What you should do
Omitting all pictures, copy word for word the lines from the line containing "Extract all the data from this chart as JSON." through the final line of the entries.

Task material
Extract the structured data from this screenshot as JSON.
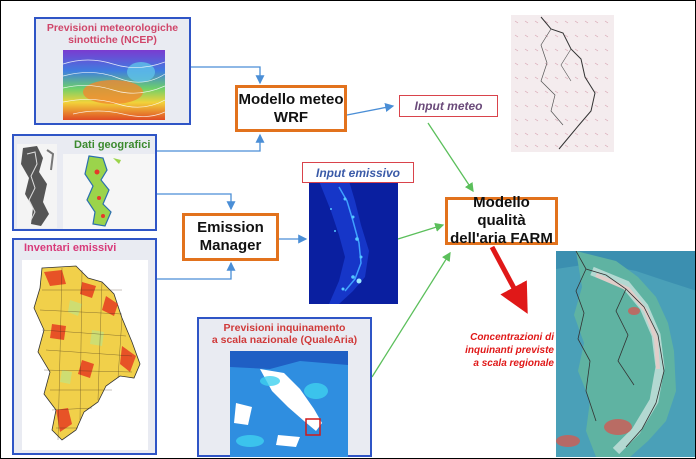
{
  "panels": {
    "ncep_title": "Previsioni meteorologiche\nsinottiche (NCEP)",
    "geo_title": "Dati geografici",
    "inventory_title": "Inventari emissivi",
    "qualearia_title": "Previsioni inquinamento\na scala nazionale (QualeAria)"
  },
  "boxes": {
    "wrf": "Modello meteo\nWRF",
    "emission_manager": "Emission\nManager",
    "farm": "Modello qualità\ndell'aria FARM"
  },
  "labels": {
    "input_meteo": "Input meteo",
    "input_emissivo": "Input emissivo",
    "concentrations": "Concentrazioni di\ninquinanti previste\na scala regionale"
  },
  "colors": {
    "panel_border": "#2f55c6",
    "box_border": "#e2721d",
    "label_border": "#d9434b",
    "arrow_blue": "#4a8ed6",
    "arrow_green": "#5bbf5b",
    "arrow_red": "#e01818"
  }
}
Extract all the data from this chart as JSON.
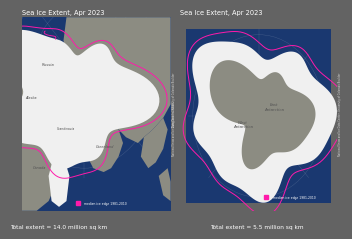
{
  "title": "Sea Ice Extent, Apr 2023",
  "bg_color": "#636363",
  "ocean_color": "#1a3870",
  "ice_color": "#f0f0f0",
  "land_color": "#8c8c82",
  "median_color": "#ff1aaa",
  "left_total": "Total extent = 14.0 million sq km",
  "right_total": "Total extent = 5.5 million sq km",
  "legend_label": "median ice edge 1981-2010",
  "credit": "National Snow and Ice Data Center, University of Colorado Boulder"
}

Solved problem
Extract all the data from this chart as JSON.
{
  "title": "Sea Ice Extent, Apr 2023",
  "bg_color": "#636363",
  "ocean_color": "#1a3870",
  "ice_color": "#f0f0f0",
  "land_color": "#8c8c82",
  "median_color": "#ff1aaa",
  "left_total": "Total extent = 14.0 million sq km",
  "right_total": "Total extent = 5.5 million sq km",
  "legend_label": "median ice edge 1981-2010",
  "credit": "National Snow and Ice Data Center, University of Colorado Boulder"
}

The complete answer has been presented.